REQUIRED TASK = Each entry below should be echoed exactly, with pictures omitted.

== RECORD LIST ==

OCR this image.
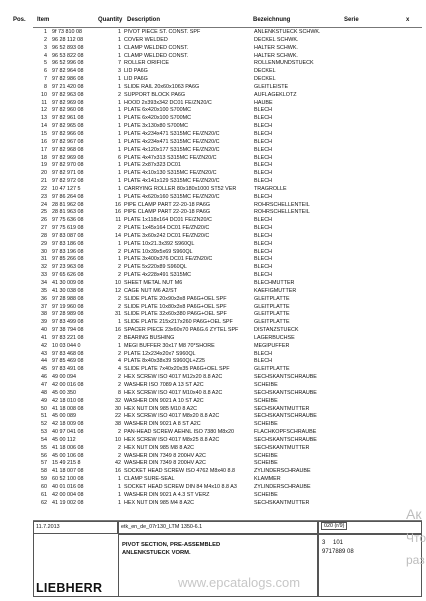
Pos. Item	Quantity Description	Bezeichnung	Serie	x
1	9f 73 810 08	1	PIVOT PIECE ST. CONST. SPF	ANLENKSTUECK SCHWK.	
2	96 28 112 08	1	COVER WELDED	DECKEL SCHWK.	
3	96 52 893 08	1	CLAMP WELDED CONST.	HALTER SCHWK.	
4	96 53 822 08	1	CLAMP WELDED CONST.	HALTER SCHWK.	
5	96 52 996 08	7	ROLLER ORIFICE	ROLLENMUNDSTUECK	
6	97 82 964 08	3	LID PA6G	DECKEL	
7	97 82 986 08	1	LID PA6G	DECKEL	
8	97 21 420 08	1	SLIDE RAIL 20x60x1063 PA6G	GLEITLEISTE	
10	97 82 963 08	2	SUPPORT BLOCK PA6G	AUFLAGEKLOTZ	
11	97 82 969 08	1	HOOD 2x393x342 DC01 FE/ZN20/C	HAUBE	
12	97 82 960 08	1	PLATE 6x420x100 S700MC	BLECH	
13	97 82 961 08	1	PLATE 6x420x100 S700MC	BLECH	
14	97 82 965 08	1	PLATE 3x130x80 S700MC	BLECH	
15	97 82 966 08	1	PLATE 4x234x471 S315MC FE/ZN20/C	BLECH	
16	97 82 967 08	1	PLATE 4x234x471 S315MC FE/ZN20/C	BLECH	
17	97 82 968 08	1	PLATE 4x120x177 S315MC FE/ZN20/C	BLECH	
18	97 82 969 08	6	PLATE 4x47x313 S315MC FE/ZN20/C	BLECH	
19	97 82 970 08	1	PLATE 2x87x323 DC01	BLECH	
20	97 82 971 08	1	PLATE 4x10x130 S315MC FE/ZN20/C	BLECH	
21	97 82 972 08	1	PLATE 4x141x129 S315MC FE/ZN20/C	BLECH	
22	10 47 127 5	1	CARRYING ROLLER 80x180x1000 ST52 VER	TRAGROLLE	
23	97 86 264 08	1	PLATE 4x620x160 S315MC FE/ZN20/C	BLECH	
24	28 81 962 08	16	PIPE CLAMP PART 22-20-18 PA6G	ROHRSCHELLENTEIL	
25	28 81 963 08	16	PIPE CLAMP PART 22-20-18 PA6G	ROHRSCHELLENTEIL	
26	97 75 636 08	11	PLATE 1x118x164 DC01 FE/ZN20/C	BLECH	
27	97 75 619 08	2	PLATE 1x45x164 DC01 FE/ZN20/C	BLECH	
28	97 83 087 08	14	PLATE 3x60x242 DC01 FE/ZN20/C	BLECH	
29	97 83 186 08	1	PLATE 10x21.3x392 S960QL	BLECH	
30	97 83 196 08	2	PLATE 10x39x5x69 S960QL	BLECH	
31	97 85 266 08	1	PLATE 3x400x376 DC01 FE/ZN20/C	BLECH	
32	97 23 963 08	2	PLATE 5x220x89 S960QL	BLECH	
33	97 65 626 08	2	PLATE 4x228x491 S315MC	BLECH	
34	41 30 009 08	10	SHEET METAL NUT M6	BLECHMUTTER	
35	41 30 038 08	12	CAGE NUT M6 A2/ST	KAEFIGMUTTER	
36	97 28 988 08	2	SLIDE PLATE 20x90x3x8 PA6G+OEL SPF	GLEITPLATTE	
37	97 19 960 08	2	SLIDE PLATE 10x80x3x8 PA6G+OEL SPF	GLEITPLATTE	
38	97 28 989 08	31	SLIDE PLATE 32x60x380 PA6G+OEL SPF	GLEITPLATTE	
39	97 83 499 08	1	SLIDE PLATE 215x217x260 PA6G+OEL SPF	GLEITPLATTE	
40	97 38 794 08	16	SPACER PIECE 23x60x70 PA6G.6 ZYTEL SPF	DISTANZSTUECK	
41	97 83 221 08	2	BEARING BUSHING	LAGERBUCHSE	
42	10 03 044 0	1	MEGI BUFFER 30x17 M8 70*SHORE	MEGIPUFFER	
43	97 83 468 08	2	PLATE 12x234x20x7 S960QL	BLECH	
44	97 85 469 08	4	PLATE 8x40x38x39 S960QL+Z25	BLECH	
45	97 83 491 08	4	SLIDE PLATE 7x40x20x35 PA6G+OEL SPF	GLEITPLATTE	
46	49 00 094	2	HEX SCREW ISO 4017 M12x20 8.8 A2C	SECHSKANTSCHRAUBE	
47	42 00 016 08	2	WASHER ISO 7089 A 13 ST A2C	SCHEIBE	
48	45 00 350	8	HEX SCREW ISO 4017 M10x40 8.8 A2C	SECHSKANTSCHRAUBE	
49	42 18 010 08	32	WASHER DIN 9021 A 10 ST A2C	SCHEIBE	
50	41 18 008 08	30	HEX NUT DIN 985 M10 8 A2C	SECHSKANTMUTTER	
51	45 00 089	22	HEX SCREW ISO 4017 M8x20 8.8 A2C	SECHSKANTSCHRAUBE	
52	42 18 009 08	38	WASHER DIN 9021 A 8 ST A2C	SCHEIBE	
53	40 97 041 08	2	PAN-HEAD SCREW AEHNL ISO 7380 M8x20	FLACHKOPFSCHRAUBE	
54	45 00 112	10	HEX SCREW ISO 4017 M8x25 8.8 A2C	SECHSKANTSCHRAUBE	
55	41 18 006 08	2	HEX NUT DIN 985 M8 8 A2C	SECHSKANTMUTTER	
56	45 00 106 08	2	WASHER DIN 7349 8 200HV A2C	SCHEIBE	
57	15 49 215 8	42	WASHER DIN 7349 8 200HV A2C	SCHEIBE	
58	41 18 007 08	16	SOCKET HEAD SCREW ISO 4762 M8x40 8.8	ZYLINDERSCHRAUBE	
59	60 52 100 08	1	CLAMP SURE-SEAL	KLAMMER	
60	40 01 016 08	1	SOCKET HEAD SCREW DIN 84 M4x10 8.8 A3	ZYLINDERSCHRAUBE	
61	42 00 004 08	1	WASHER DIN 9021 A 4.3 ST VERZ	SCHEIBE	
62	41 19 002 08	1	HEX NUT DIN 985 M4 8 A2C	SECHSKANTMUTTER	
11.7.2013	etk_en_de_07r130_LTM 1350-6.1	020 (r/9)
PIVOT SECTION, PRE-ASSEMBLED
ANLENKSTUECK VORM.
3 101
9717889 08
LIEBHERR	www.epcatalogs.com
Ак
Что
раз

===

COMPLETED TASK =
OCR this image.
Pos. Item	Quantity Description	Bezeichnung	Serie	x
1	9f 73 810 08	1	PIVOT PIECE ST. CONST. SPF	ANLENKSTUECK SCHWK.	
2	96 28 112 08	1	COVER WELDED	DECKEL SCHWK.	
3	96 52 893 08	1	CLAMP WELDED CONST.	HALTER SCHWK.	
4	96 53 822 08	1	CLAMP WELDED CONST.	HALTER SCHWK.	
5	96 52 996 08	7	ROLLER ORIFICE	ROLLENMUNDSTUECK	
6	97 82 964 08	3	LID PA6G	DECKEL	
7	97 82 986 08	1	LID PA6G	DECKEL	
8	97 21 420 08	1	SLIDE RAIL 20x60x1063 PA6G	GLEITLEISTE	
10	97 82 963 08	2	SUPPORT BLOCK PA6G	AUFLAGEKLOTZ	
11	97 82 969 08	1	HOOD 2x393x342 DC01 FE/ZN20/C	HAUBE	
12	97 82 960 08	1	PLATE 6x420x100 S700MC	BLECH	
13	97 82 961 08	1	PLATE 6x420x100 S700MC	BLECH	
14	97 82 965 08	1	PLATE 3x130x80 S700MC	BLECH	
15	97 82 966 08	1	PLATE 4x234x471 S315MC FE/ZN20/C	BLECH	
16	97 82 967 08	1	PLATE 4x234x471 S315MC FE/ZN20/C	BLECH	
17	97 82 968 08	1	PLATE 4x120x177 S315MC FE/ZN20/C	BLECH	
18	97 82 969 08	6	PLATE 4x47x313 S315MC FE/ZN20/C	BLECH	
19	97 82 970 08	1	PLATE 2x87x323 DC01	BLECH	
20	97 82 971 08	1	PLATE 4x10x130 S315MC FE/ZN20/C	BLECH	
21	97 82 972 08	1	PLATE 4x141x129 S315MC FE/ZN20/C	BLECH	
22	10 47 127 5	1	CARRYING ROLLER 80x180x1000 ST52 VER	TRAGROLLE	
23	97 86 264 08	1	PLATE 4x620x160 S315MC FE/ZN20/C	BLECH	
24	28 81 962 08	16	PIPE CLAMP PART 22-20-18 PA6G	ROHRSCHELLENTEIL	
25	28 81 963 08	16	PIPE CLAMP PART 22-20-18 PA6G	ROHRSCHELLENTEIL	
26	97 75 636 08	11	PLATE 1x118x164 DC01 FE/ZN20/C	BLECH	
27	97 75 619 08	2	PLATE 1x45x164 DC01 FE/ZN20/C	BLECH	
28	97 83 087 08	14	PLATE 3x60x242 DC01 FE/ZN20/C	BLECH	
29	97 83 186 08	1	PLATE 10x21.3x392 S960QL	BLECH	
30	97 83 196 08	2	PLATE 10x39x5x69 S960QL	BLECH	
31	97 85 266 08	1	PLATE 3x400x376 DC01 FE/ZN20/C	BLECH	
32	97 23 963 08	2	PLATE 5x220x89 S960QL	BLECH	
33	97 65 626 08	2	PLATE 4x228x491 S315MC	BLECH	
34	41 30 009 08	10	SHEET METAL NUT M6	BLECHMUTTER	
35	41 30 038 08	12	CAGE NUT M6 A2/ST	KAEFIGMUTTER	
36	97 28 988 08	2	SLIDE PLATE 20x90x3x8 PA6G+OEL SPF	GLEITPLATTE	
37	97 19 960 08	2	SLIDE PLATE 10x80x3x8 PA6G+OEL SPF	GLEITPLATTE	
38	97 28 989 08	31	SLIDE PLATE 32x60x380 PA6G+OEL SPF	GLEITPLATTE	
39	97 83 499 08	1	SLIDE PLATE 215x217x260 PA6G+OEL SPF	GLEITPLATTE	
40	97 38 794 08	16	SPACER PIECE 23x60x70 PA6G.6 ZYTEL SPF	DISTANZSTUECK	
41	97 83 221 08	2	BEARING BUSHING	LAGERBUCHSE	
42	10 03 044 0	1	MEGI BUFFER 30x17 M8 70*SHORE	MEGIPUFFER	
43	97 83 468 08	2	PLATE 12x234x20x7 S960QL	BLECH	
44	97 85 469 08	4	PLATE 8x40x38x39 S960QL+Z25	BLECH	
45	97 83 491 08	4	SLIDE PLATE 7x40x20x35 PA6G+OEL SPF	GLEITPLATTE	
46	49 00 094	2	HEX SCREW ISO 4017 M12x20 8.8 A2C	SECHSKANTSCHRAUBE	
47	42 00 016 08	2	WASHER ISO 7089 A 13 ST A2C	SCHEIBE	
48	45 00 350	8	HEX SCREW ISO 4017 M10x40 8.8 A2C	SECHSKANTSCHRAUBE	
49	42 18 010 08	32	WASHER DIN 9021 A 10 ST A2C	SCHEIBE	
50	41 18 008 08	30	HEX NUT DIN 985 M10 8 A2C	SECHSKANTMUTTER	
51	45 00 089	22	HEX SCREW ISO 4017 M8x20 8.8 A2C	SECHSKANTSCHRAUBE	
52	42 18 009 08	38	WASHER DIN 9021 A 8 ST A2C	SCHEIBE	
53	40 97 041 08	2	PAN-HEAD SCREW AEHNL ISO 7380 M8x20	FLACHKOPFSCHRAUBE	
54	45 00 112	10	HEX SCREW ISO 4017 M8x25 8.8 A2C	SECHSKANTSCHRAUBE	
55	41 18 006 08	2	HEX NUT DIN 985 M8 8 A2C	SECHSKANTMUTTER	
56	45 00 106 08	2	WASHER DIN 7349 8 200HV A2C	SCHEIBE	
57	15 49 215 8	42	WASHER DIN 7349 8 200HV A2C	SCHEIBE	
58	41 18 007 08	16	SOCKET HEAD SCREW ISO 4762 M8x40 8.8	ZYLINDERSCHRAUBE	
59	60 52 100 08	1	CLAMP SURE-SEAL	KLAMMER	
60	40 01 016 08	1	SOCKET HEAD SCREW DIN 84 M4x10 8.8 A3	ZYLINDERSCHRAUBE	
61	42 00 004 08	1	WASHER DIN 9021 A 4.3 ST VERZ	SCHEIBE	
62	41 19 002 08	1	HEX NUT DIN 985 M4 8 A2C	SECHSKANTMUTTER	
11.7.2013	etk_en_de_07r130_LTM 1350-6.1	020 (r/9)
PIVOT SECTION, PRE-ASSEMBLED
ANLENKSTUECK VORM.
3 101
9717889 08
LIEBHERR	www.epcatalogs.com
Ак
Что
раз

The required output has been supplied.